▶ _WHAT THE TASK ASKS_
The word "darf" may appear in some lines of the data; copy every such line.

▶ _Document page transcript entries_
________________
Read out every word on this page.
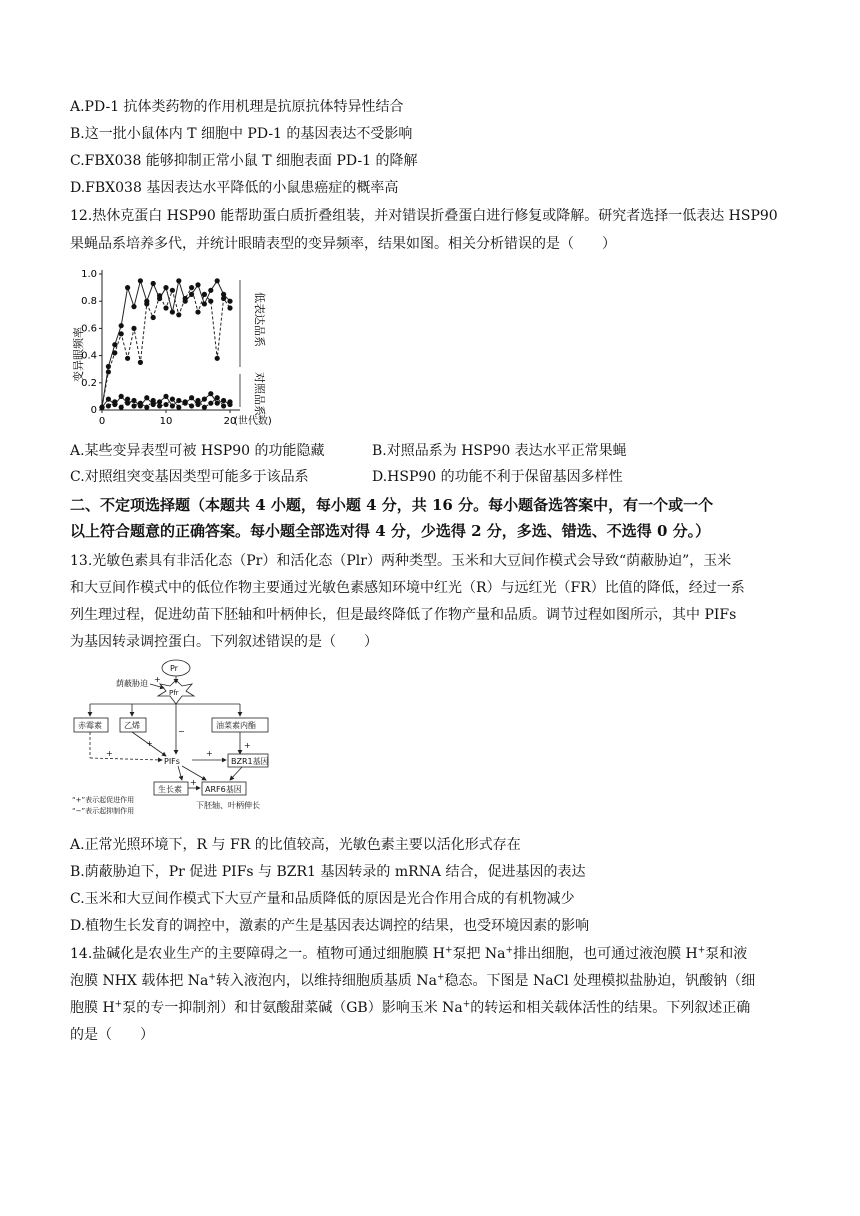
A.PD-1 抗体类药物的作用机理是抗原抗体特异性结合
B.这一批小鼠体内 T 细胞中 PD-1 的基因表达不受影响
C.FBX038 能够抑制正常小鼠 T 细胞表面 PD-1 的降解
D.FBX038 基因表达水平降低的小鼠患癌症的概率高
12.热休克蛋白 HSP90 能帮助蛋白质折叠组装，并对错误折叠蛋白进行修复或降解。研究者选择一低表达 HSP90
果蝇品系培养多代，并统计眼睛表型的变异频率，结果如图。相关分析错误的是（　　）
变异眼频率
0
0.2
0.4
0.6
0.8
1.0
0	10	20
低表达品系
对照品系
(世代数)
A.某些变异表型可被 HSP90 的功能隐藏	B.对照品系为 HSP90 表达水平正常果蝇
C.对照组突变基因类型可能多于该品系	D.HSP90 的功能不利于保留基因多样性
二、不定项选择题（本题共 4 小题，每小题 4 分，共 16 分。每小题备选答案中，有一个或一个
以上符合题意的正确答案。每小题全部选对得 4 分，少选得 2 分，多选、错选、不选得 0 分。）
13.光敏色素具有非活化态（Pr）和活化态（Plr）两种类型。玉米和大豆间作模式会导致“荫蔽胁迫”，玉米
和大豆间作模式中的低位作物主要通过光敏色素感知环境中红光（R）与远红光（FR）比值的降低，经过一系
列生理过程，促进幼苗下胚轴和叶柄伸长，但是最终降低了作物产量和品质。调节过程如图所示，其中 PIFs
为基因转录调控蛋白。下列叙述错误的是（　　）
Pr
Pfr
荫蔽胁迫 +
赤霉素	乙烯	油菜素内酯
+
−
+
PIFs
+
BZR1基因
+
生长素	ARF6基因
+
下胚轴、叶柄伸长
“+”表示起促进作用
“−”表示起抑制作用
A.正常光照环境下，R 与 FR 的比值较高，光敏色素主要以活化形式存在
B.荫蔽胁迫下，Pr 促进 PIFs 与 BZR1 基因转录的 mRNA 结合，促进基因的表达
C.玉米和大豆间作模式下大豆产量和品质降低的原因是光合作用合成的有机物减少
D.植物生长发育的调控中，激素的产生是基因表达调控的结果，也受环境因素的影响
14.盐碱化是农业生产的主要障碍之一。植物可通过细胞膜 H+泵把 Na+排出细胞，也可通过液泡膜 H+泵和液
泡膜 NHX 载体把 Na+转入液泡内，以维持细胞质基质 Na+稳态。下图是 NaCl 处理模拟盐胁迫，钒酸钠（细
胞膜 H+泵的专一抑制剂）和甘氨酸甜菜碱（GB）影响玉米 Na+的转运和相关载体活性的结果。下列叙述正确
的是（　　）
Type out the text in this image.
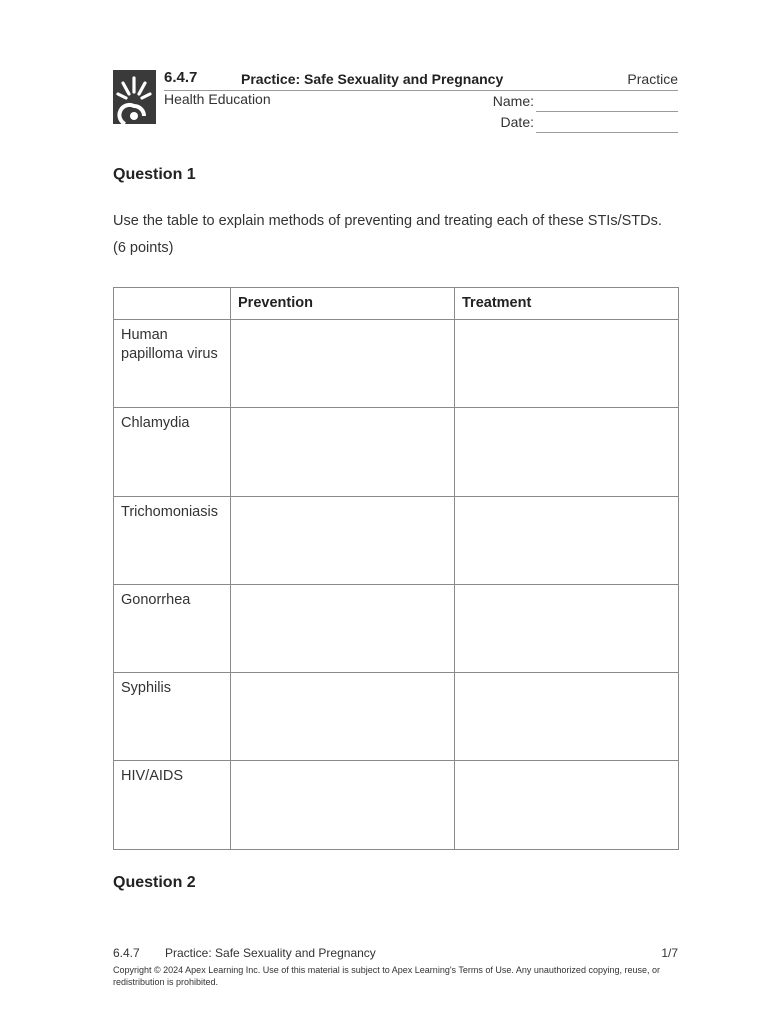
6.4.7	Practice: Safe Sexuality and Pregnancy	Practice
Health Education	Name:
Date:
Question 1
Use the table to explain methods of preventing and treating each of these STIs/STDs. (6 points)
	Prevention	Treatment
Human papilloma virus		
Chlamydia		
Trichomoniasis		
Gonorrhea		
Syphilis		
HIV/AIDS		
Question 2
6.4.7 Practice: Safe Sexuality and Pregnancy	1/7
Copyright © 2024 Apex Learning Inc. Use of this material is subject to Apex Learning's Terms of Use. Any unauthorized copying, reuse, or redistribution is prohibited.
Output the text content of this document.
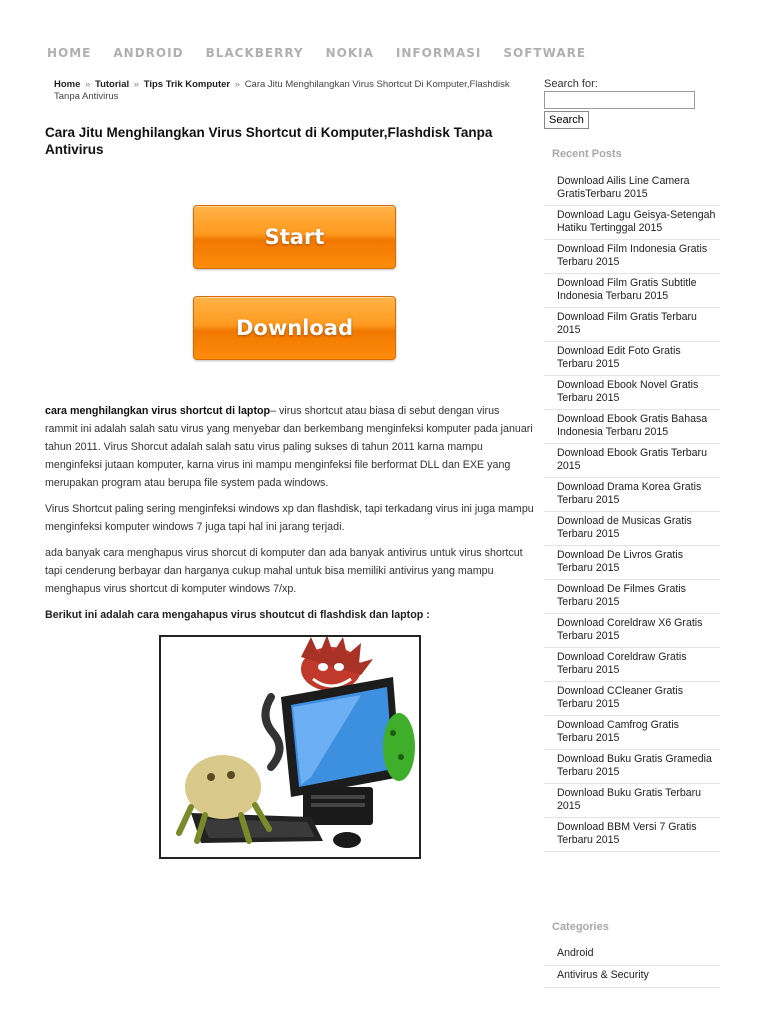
HOME ANDROID BLACKBERRY NOKIA INFORMASI SOFTWARE
Home » Tutorial » Tips Trik Komputer » Cara Jitu Menghilangkan Virus Shortcut Di Komputer,Flashdisk Tanpa Antivirus
Cara Jitu Menghilangkan Virus Shortcut di Komputer,Flashdisk Tanpa Antivirus
Start
Download

cara menghilangkan virus shortcut di laptop– virus shortcut atau biasa di sebut dengan virus rammit ini adalah salah satu virus yang menyebar dan berkembang menginfeksi komputer pada januari tahun 2011. Virus Shorcut adalah salah satu virus paling sukses di tahun 2011 karna mampu menginfeksi jutaan komputer, karna virus ini mampu menginfeksi file berformat DLL dan EXE yang merupakan program atau berupa file system pada windows.

Virus Shortcut paling sering menginfeksi windows xp dan flashdisk, tapi terkadang virus ini juga mampu menginfeksi komputer windows 7 juga tapi hal ini jarang terjadi.

ada banyak cara menghapus virus shorcut di komputer dan ada banyak antivirus untuk virus shortcut tapi cenderung berbayar dan harganya cukup mahal untuk bisa memiliki antivirus yang mampu menghapus virus shortcut di komputer windows 7/xp.

Berikut ini adalah cara mengahapus virus shoutcut di flashdisk dan laptop :

Search for:
Search
Recent Posts
Download Ailis Line Camera GratisTerbaru 2015
Download Lagu Geisya-Setengah Hatiku Tertinggal 2015
Download Film Indonesia Gratis Terbaru 2015
Download Film Gratis Subtitle Indonesia Terbaru 2015
Download Film Gratis Terbaru 2015
Download Edit Foto Gratis Terbaru 2015
Download Ebook Novel Gratis Terbaru 2015
Download Ebook Gratis Bahasa Indonesia Terbaru 2015
Download Ebook Gratis Terbaru 2015
Download Drama Korea Gratis Terbaru 2015
Download de Musicas Gratis Terbaru 2015
Download De Livros Gratis Terbaru 2015
Download De Filmes Gratis Terbaru 2015
Download Coreldraw X6 Gratis Terbaru 2015
Download Coreldraw Gratis Terbaru 2015
Download CCleaner Gratis Terbaru 2015
Download Camfrog Gratis Terbaru 2015
Download Buku Gratis Gramedia Terbaru 2015
Download Buku Gratis Terbaru 2015
Download BBM Versi 7 Gratis Terbaru 2015
Categories
Android
Antivirus & Security
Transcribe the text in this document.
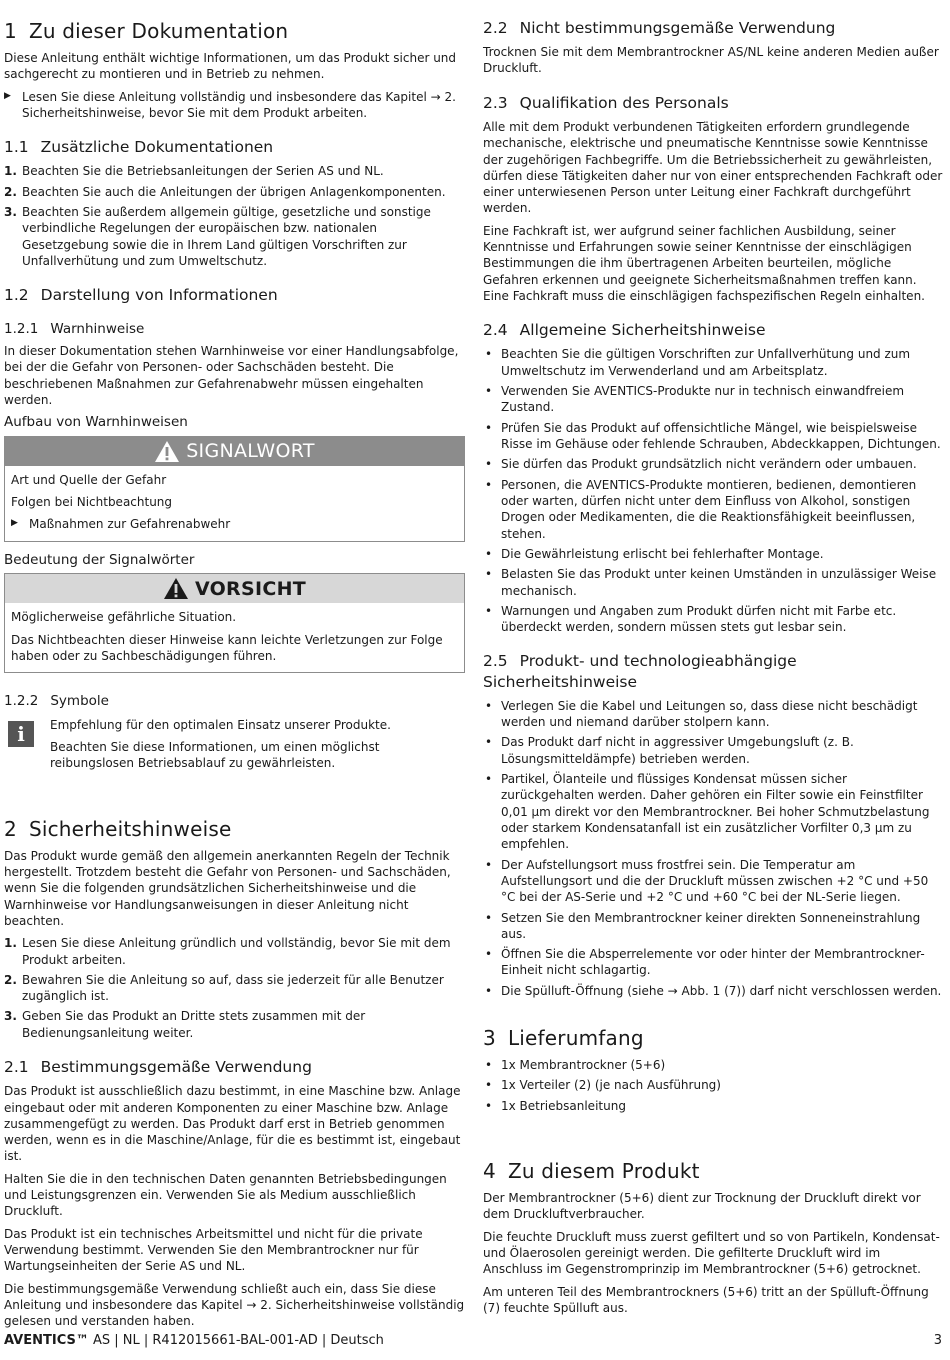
1 Zu dieser Dokumentation

Diese Anleitung enthält wichtige Informationen, um das Produkt sicher und sachgerecht zu montieren und in Betrieb zu nehmen.

▶ Lesen Sie diese Anleitung vollständig und insbesondere das Kapitel → 2. Sicherheitshinweise, bevor Sie mit dem Produkt arbeiten.
1.1 Zusätzliche Dokumentationen
1. Beachten Sie die Betriebsanleitungen der Serien AS und NL.
2. Beachten Sie auch die Anleitungen der übrigen Anlagenkomponenten.
3. Beachten Sie außerdem allgemein gültige, gesetzliche und sonstige verbindliche Regelungen der europäischen bzw. nationalen Gesetzgebung sowie die in Ihrem Land gültigen Vorschriften zur Unfallverhütung und zum Umweltschutz.
1.2 Darstellung von Informationen
1.2.1 Warnhinweise

In dieser Dokumentation stehen Warnhinweise vor einer Handlungsabfolge, bei der die Gefahr von Personen- oder Sachschäden besteht. Die beschriebenen Maßnahmen zur Gefahrenabwehr müssen eingehalten werden.

Aufbau von Warnhinweisen
SIGNALWORT

Art und Quelle der Gefahr

Folgen bei Nichtbeachtung

▶ Maßnahmen zur Gefahrenabwehr
Bedeutung der Signalwörter
VORSICHT

Möglicherweise gefährliche Situation.

Das Nichtbeachten dieser Hinweise kann leichte Verletzungen zur Folge haben oder zu Sachbeschädigungen führen.

1.2.2 Symbole
i	Empfehlung für den optimalen Einsatz unserer Produkte.

Beachten Sie diese Informationen, um einen möglichst reibungslosen Betriebsablauf zu gewährleisten.

2 Sicherheitshinweise

Das Produkt wurde gemäß den allgemein anerkannten Regeln der Technik hergestellt. Trotzdem besteht die Gefahr von Personen- und Sachschäden, wenn Sie die folgenden grundsätzlichen Sicherheitshinweise und die Warnhinweise vor Handlungsanweisungen in dieser Anleitung nicht beachten.

1. Lesen Sie diese Anleitung gründlich und vollständig, bevor Sie mit dem Produkt arbeiten.
2. Bewahren Sie die Anleitung so auf, dass sie jederzeit für alle Benutzer zugänglich ist.
3. Geben Sie das Produkt an Dritte stets zusammen mit der Bedienungsanleitung weiter.
2.1 Bestimmungsgemäße Verwendung

Das Produkt ist ausschließlich dazu bestimmt, in eine Maschine bzw. Anlage eingebaut oder mit anderen Komponenten zu einer Maschine bzw. Anlage zusammengefügt zu werden. Das Produkt darf erst in Betrieb genommen werden, wenn es in die Maschine/Anlage, für die es bestimmt ist, eingebaut ist.

Halten Sie die in den technischen Daten genannten Betriebsbedingungen und Leistungsgrenzen ein. Verwenden Sie als Medium ausschließlich Druckluft.

Das Produkt ist ein technisches Arbeitsmittel und nicht für die private Verwendung bestimmt. Verwenden Sie den Membrantrockner nur für Wartungseinheiten der Serie AS und NL.

Die bestimmungsgemäße Verwendung schließt auch ein, dass Sie diese Anleitung und insbesondere das Kapitel → 2. Sicherheitshinweise vollständig gelesen und verstanden haben.

2.2 Nicht bestimmungsgemäße Verwendung

Trocknen Sie mit dem Membrantrockner AS/NL keine anderen Medien außer Druckluft.

2.3 Qualifikation des Personals

Alle mit dem Produkt verbundenen Tätigkeiten erfordern grundlegende mechanische, elektrische und pneumatische Kenntnisse sowie Kenntnisse der zugehörigen Fachbegriffe. Um die Betriebssicherheit zu gewährleisten, dürfen diese Tätigkeiten daher nur von einer entsprechenden Fachkraft oder einer unterwiesenen Person unter Leitung einer Fachkraft durchgeführt werden.

Eine Fachkraft ist, wer aufgrund seiner fachlichen Ausbildung, seiner Kenntnisse und Erfahrungen sowie seiner Kenntnisse der einschlägigen Bestimmungen die ihm übertragenen Arbeiten beurteilen, mögliche Gefahren erkennen und geeignete Sicherheitsmaßnahmen treffen kann. Eine Fachkraft muss die einschlägigen fachspezifischen Regeln einhalten.

2.4 Allgemeine Sicherheitshinweise
• Beachten Sie die gültigen Vorschriften zur Unfallverhütung und zum Umweltschutz im Verwenderland und am Arbeitsplatz.
• Verwenden Sie AVENTICS-Produkte nur in technisch einwandfreiem Zustand.
• Prüfen Sie das Produkt auf offensichtliche Mängel, wie beispielsweise Risse im Gehäuse oder fehlende Schrauben, Abdeckkappen, Dichtungen.
• Sie dürfen das Produkt grundsätzlich nicht verändern oder umbauen.
• Personen, die AVENTICS-Produkte montieren, bedienen, demontieren oder warten, dürfen nicht unter dem Einfluss von Alkohol, sonstigen Drogen oder Medikamenten, die die Reaktionsfähigkeit beeinflussen, stehen.
• Die Gewährleistung erlischt bei fehlerhafter Montage.
• Belasten Sie das Produkt unter keinen Umständen in unzulässiger Weise mechanisch.
• Warnungen und Angaben zum Produkt dürfen nicht mit Farbe etc. überdeckt werden, sondern müssen stets gut lesbar sein.
2.5 Produkt- und technologieabhängige Sicherheitshinweise
• Verlegen Sie die Kabel und Leitungen so, dass diese nicht beschädigt werden und niemand darüber stolpern kann.
• Das Produkt darf nicht in aggressiver Umgebungsluft (z. B. Lösungsmitteldämpfe) betrieben werden.
• Partikel, Ölanteile und flüssiges Kondensat müssen sicher zurückgehalten werden. Daher gehören ein Filter sowie ein Feinstfilter 0,01 µm direkt vor den Membrantrockner. Bei hoher Schmutzbelastung oder starkem Kondensatanfall ist ein zusätzlicher Vorfilter 0,3 µm zu empfehlen.
• Der Aufstellungsort muss frostfrei sein. Die Temperatur am Aufstellungsort und die der Druckluft müssen zwischen +2 °C und +50 °C bei der AS-Serie und +2 °C und +60 °C bei der NL-Serie liegen.
• Setzen Sie den Membrantrockner keiner direkten Sonneneinstrahlung aus.
• Öffnen Sie die Absperrelemente vor oder hinter der Membrantrockner-Einheit nicht schlagartig.
• Die Spülluft-Öffnung (siehe → Abb. 1 (7)) darf nicht verschlossen werden.
3 Lieferumfang
• 1x Membrantrockner (5+6)
• 1x Verteiler (2) (je nach Ausführung)
• 1x Betriebsanleitung
4 Zu diesem Produkt

Der Membrantrockner (5+6) dient zur Trocknung der Druckluft direkt vor dem Druckluftverbraucher.

Die feuchte Druckluft muss zuerst gefiltert und so von Partikeln, Kondensat- und Ölaerosolen gereinigt werden. Die gefilterte Druckluft wird im Anschluss im Gegenstromprinzip im Membrantrockner (5+6) getrocknet.

Am unteren Teil des Membrantrockners (5+6) tritt an der Spülluft-Öffnung (7) feuchte Spülluft aus.

AVENTICS™ AS | NL | R412015661-BAL-001-AD | Deutsch	3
________________
▶ _RESPONSE FOR THIS EXERCISE_
Das Produkt ist ausschließlich dazu bestimmt, in eine Maschine bzw. Anlage eingebaut oder mit anderen Komponenten zu einer Maschine bzw. Anlage zusammengefügt zu werden. Das Produkt darf erst in Betrieb genommen werden, wenn es in die Maschine/Anlage, für die es bestimmt ist, eingebaut ist.
• Das Produkt darf nicht in aggressiver Umgebungsluft (z. B. Lösungsmitteldämpfe) betrieben werden.
• Die Spülluft-Öffnung (siehe → Abb. 1 (7)) darf nicht verschlossen werden.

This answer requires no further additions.